Foi a partir daí que as extremidades do seu corpo começaram a escurecer, enquanto ela ainda permanecia inconsciente, intubada, no leito da UTI. Quando acordou, seis dias depois, já estava com braços e pernas enfaixados.

Eu não sabia o que estava acontecendo, daí um dia foram me dar banho e eu vi que já estava tudo preto, necrosado. No dia 18 de abril, amputaram minhas mãos. No dia 19, meus pés e parte das pernas. Enquanto estive internada, até o dia 26 de abril, fui trabalhando na mente que minha vida ia mudar, trabalhando a aceitação. Mas não foi nada fácil.

Felicidade, medo e superação

Apesar do choque, assim que acordou das cirurgias e viu os membros amputados, Gabrielle sentiu-se feliz por estar viva. Contudo, o medo do futuro passou a acompanhá-la nos dias que se seguiram.

■ **Seu objetivo**: Dê sequência ao relato sobre a amputação de Gabrielle, começando logo depois da última frase mostrada.

■ **Dados do exercício**:
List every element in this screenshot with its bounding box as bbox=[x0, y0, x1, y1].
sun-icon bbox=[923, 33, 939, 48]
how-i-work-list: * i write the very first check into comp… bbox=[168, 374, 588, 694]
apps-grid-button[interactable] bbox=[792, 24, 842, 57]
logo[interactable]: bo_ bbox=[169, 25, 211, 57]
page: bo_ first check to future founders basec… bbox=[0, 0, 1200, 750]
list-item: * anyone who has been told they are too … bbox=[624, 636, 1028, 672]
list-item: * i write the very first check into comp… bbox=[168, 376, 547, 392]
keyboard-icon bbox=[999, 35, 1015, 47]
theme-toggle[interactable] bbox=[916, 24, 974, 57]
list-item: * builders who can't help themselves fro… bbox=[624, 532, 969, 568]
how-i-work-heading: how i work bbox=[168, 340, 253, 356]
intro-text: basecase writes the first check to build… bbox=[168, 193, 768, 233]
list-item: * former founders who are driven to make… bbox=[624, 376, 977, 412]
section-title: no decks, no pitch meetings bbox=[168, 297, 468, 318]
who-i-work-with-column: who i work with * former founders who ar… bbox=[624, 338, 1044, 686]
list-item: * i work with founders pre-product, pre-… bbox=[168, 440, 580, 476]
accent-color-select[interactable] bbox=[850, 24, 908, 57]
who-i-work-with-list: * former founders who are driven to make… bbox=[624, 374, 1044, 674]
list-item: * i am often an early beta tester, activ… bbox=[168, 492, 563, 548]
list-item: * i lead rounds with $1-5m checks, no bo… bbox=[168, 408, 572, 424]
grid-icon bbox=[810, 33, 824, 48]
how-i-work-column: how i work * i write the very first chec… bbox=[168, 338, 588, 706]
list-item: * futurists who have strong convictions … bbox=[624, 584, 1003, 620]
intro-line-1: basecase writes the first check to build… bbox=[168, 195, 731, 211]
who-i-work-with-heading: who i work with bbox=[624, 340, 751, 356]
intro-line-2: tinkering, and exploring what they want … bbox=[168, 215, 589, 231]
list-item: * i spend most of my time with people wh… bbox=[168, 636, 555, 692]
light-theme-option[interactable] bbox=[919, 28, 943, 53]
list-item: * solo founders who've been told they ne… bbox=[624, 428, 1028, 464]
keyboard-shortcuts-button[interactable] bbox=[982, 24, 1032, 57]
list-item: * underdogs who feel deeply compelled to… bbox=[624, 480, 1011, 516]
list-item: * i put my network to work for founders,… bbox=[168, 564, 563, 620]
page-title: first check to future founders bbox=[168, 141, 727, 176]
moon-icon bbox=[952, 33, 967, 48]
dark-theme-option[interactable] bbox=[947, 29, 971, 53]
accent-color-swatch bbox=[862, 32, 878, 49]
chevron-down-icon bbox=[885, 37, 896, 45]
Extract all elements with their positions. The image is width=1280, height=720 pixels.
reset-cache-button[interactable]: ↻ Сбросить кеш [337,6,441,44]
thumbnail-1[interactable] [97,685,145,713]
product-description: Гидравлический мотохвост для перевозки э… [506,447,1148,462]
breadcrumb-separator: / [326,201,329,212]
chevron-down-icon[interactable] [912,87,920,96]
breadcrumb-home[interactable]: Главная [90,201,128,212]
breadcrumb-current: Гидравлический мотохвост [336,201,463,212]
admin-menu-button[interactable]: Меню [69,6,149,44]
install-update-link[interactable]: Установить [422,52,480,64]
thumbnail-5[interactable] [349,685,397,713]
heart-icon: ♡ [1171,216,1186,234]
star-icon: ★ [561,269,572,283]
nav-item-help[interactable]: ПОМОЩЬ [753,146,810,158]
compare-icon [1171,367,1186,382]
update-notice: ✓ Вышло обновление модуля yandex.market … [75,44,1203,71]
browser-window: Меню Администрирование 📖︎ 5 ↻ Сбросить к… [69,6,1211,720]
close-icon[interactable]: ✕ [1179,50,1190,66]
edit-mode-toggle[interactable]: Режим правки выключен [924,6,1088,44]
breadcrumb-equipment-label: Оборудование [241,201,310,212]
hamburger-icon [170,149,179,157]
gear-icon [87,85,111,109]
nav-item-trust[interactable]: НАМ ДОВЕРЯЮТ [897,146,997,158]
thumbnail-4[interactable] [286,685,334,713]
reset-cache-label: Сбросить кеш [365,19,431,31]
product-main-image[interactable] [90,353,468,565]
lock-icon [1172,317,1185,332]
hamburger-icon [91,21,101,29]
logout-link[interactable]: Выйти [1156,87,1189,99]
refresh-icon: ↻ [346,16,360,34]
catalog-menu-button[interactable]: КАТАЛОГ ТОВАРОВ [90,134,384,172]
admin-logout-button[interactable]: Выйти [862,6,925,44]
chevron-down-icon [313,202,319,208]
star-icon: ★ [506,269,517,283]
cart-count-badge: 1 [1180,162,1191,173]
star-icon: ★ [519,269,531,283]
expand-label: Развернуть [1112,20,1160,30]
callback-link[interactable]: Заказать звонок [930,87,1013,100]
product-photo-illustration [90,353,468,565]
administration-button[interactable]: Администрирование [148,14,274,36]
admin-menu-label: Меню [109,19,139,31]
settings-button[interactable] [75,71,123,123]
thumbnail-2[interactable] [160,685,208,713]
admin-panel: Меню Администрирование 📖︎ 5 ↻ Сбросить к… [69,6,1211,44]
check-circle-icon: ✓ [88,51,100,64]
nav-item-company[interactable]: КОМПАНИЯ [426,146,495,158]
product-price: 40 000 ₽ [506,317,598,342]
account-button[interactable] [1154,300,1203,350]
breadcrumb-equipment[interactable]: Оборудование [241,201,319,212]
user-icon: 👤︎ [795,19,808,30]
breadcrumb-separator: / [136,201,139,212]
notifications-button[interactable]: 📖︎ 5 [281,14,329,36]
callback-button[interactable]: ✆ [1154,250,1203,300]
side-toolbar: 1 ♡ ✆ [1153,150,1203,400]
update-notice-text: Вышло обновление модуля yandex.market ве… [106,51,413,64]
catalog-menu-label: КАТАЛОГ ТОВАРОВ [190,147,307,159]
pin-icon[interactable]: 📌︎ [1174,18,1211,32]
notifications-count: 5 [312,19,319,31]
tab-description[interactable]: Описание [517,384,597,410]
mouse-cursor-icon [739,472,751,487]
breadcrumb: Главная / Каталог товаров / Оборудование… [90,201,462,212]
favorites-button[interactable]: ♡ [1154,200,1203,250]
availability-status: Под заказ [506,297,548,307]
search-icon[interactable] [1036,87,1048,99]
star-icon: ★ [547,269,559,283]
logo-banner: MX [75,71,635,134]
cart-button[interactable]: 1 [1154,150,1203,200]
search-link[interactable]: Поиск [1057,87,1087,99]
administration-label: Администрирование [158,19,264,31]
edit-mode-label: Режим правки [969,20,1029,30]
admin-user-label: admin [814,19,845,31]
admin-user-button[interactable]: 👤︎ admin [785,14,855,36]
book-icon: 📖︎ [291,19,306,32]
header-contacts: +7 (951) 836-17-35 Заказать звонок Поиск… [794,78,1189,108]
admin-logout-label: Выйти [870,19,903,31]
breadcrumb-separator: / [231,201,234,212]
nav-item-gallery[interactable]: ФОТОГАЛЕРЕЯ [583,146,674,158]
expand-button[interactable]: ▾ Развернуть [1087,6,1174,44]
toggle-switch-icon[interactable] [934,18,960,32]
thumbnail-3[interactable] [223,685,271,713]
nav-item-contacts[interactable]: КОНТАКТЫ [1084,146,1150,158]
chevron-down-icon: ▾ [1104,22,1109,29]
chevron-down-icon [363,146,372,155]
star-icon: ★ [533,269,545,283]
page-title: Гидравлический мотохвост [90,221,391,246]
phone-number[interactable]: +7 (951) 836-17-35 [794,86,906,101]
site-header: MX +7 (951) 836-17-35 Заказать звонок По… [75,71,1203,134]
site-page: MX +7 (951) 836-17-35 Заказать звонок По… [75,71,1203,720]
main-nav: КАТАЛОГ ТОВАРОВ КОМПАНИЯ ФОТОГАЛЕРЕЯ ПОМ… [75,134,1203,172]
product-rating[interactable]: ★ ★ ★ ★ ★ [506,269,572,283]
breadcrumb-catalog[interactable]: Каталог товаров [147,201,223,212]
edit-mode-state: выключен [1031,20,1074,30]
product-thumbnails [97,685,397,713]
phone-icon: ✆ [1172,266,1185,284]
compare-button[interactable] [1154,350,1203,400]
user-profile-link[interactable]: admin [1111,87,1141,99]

■ **Resposta**:
“A coisa que mais me afetou foi a questão de eu pensar em dar muito trabalho para minha família, para minha mãe, que já não tem uma saúde boa, e o que aconteceu comigo para ela foi um choque, afetou ainda mais a saúde dela. Eu era o sustento da casa, era eu quem trabalhava. Então acho que a pior parte para mim foi isso, vir para casa e saber que ia dar muito trabalho.”

Apesar da angústia em imaginar os problemas que enfrentaria, Gabrielle diz que recebeu muito apoio da família, dos amigos e até dos seguidores que ganhou nas redes sociais. Somente no Instagram, mais de 267 mil usuários acompanham o dia a dia da jovem em sua jornada de superação física e emocional, em vídeos e imagens que ela posta sempre que as limitações de sua condição atual permitem.

Sua esperança está na compra de próteses especiais para os quatro membros amputados, que seriam capazes de devolver a ela parte da mobilidade que ela tinha antes, tornando-a menos dependente para caminhar, tomar banho, se alimentar, pegar objetos.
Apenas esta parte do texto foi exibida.